* [WRITTEN PROBLEM]:
Repeat the entries word for word, from the first line through the line that contains "chart-title: Latency Analysis", and stop there.

------------

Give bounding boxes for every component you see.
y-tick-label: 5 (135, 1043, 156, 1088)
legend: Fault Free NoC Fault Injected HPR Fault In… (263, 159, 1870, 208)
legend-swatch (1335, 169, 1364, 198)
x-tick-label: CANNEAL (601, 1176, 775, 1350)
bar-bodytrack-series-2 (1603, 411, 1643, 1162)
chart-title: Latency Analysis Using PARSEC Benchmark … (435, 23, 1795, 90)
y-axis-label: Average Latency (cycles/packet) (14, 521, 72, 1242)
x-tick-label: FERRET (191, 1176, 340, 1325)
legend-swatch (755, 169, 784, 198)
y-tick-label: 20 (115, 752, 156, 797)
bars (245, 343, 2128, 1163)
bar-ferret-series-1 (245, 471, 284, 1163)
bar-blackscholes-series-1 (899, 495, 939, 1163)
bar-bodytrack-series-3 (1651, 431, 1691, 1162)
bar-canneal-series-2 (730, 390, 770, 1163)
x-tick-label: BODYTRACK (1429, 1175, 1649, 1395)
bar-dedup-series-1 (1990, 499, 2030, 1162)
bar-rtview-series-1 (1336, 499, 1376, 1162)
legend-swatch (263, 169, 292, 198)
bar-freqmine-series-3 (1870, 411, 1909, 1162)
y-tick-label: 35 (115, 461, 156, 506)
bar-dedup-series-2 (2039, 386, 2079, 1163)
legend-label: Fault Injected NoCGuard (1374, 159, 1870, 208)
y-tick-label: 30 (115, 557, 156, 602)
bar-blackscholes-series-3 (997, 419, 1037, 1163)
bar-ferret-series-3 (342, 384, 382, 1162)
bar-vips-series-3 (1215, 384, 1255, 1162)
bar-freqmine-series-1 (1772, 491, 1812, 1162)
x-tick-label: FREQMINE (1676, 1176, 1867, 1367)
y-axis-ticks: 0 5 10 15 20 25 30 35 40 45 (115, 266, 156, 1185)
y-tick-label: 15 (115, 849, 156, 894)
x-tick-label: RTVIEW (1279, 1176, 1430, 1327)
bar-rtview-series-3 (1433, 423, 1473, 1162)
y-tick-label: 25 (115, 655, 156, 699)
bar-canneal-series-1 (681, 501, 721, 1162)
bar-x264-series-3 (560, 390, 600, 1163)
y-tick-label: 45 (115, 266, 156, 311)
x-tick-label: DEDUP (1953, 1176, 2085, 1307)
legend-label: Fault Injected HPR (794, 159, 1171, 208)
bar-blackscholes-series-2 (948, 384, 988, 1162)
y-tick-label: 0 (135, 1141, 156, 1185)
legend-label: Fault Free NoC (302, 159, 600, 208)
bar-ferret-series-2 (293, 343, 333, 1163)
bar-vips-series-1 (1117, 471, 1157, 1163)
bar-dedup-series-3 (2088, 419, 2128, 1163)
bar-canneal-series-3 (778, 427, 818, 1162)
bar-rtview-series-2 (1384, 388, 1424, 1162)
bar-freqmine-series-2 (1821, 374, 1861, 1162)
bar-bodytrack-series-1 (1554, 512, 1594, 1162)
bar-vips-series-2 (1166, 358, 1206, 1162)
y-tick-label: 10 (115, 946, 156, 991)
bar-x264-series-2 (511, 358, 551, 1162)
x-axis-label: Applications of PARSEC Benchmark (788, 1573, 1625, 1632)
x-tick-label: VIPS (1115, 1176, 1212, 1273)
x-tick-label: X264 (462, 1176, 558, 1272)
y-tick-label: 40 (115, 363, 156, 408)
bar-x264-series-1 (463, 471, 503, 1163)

------------

* [WORKED SOLUTION]:
Give bounding boxes for every component you see.
y-tick-label: 5 (135, 1043, 156, 1088)
legend: Fault Free NoC Fault Injected HPR Fault In… (263, 159, 1870, 208)
legend-swatch (1335, 169, 1364, 198)
x-tick-label: CANNEAL (601, 1176, 775, 1350)
bar-bodytrack-series-2 (1603, 411, 1643, 1162)
chart-title: Latency Analysis Using PARSEC Benchmark … (435, 23, 1795, 90)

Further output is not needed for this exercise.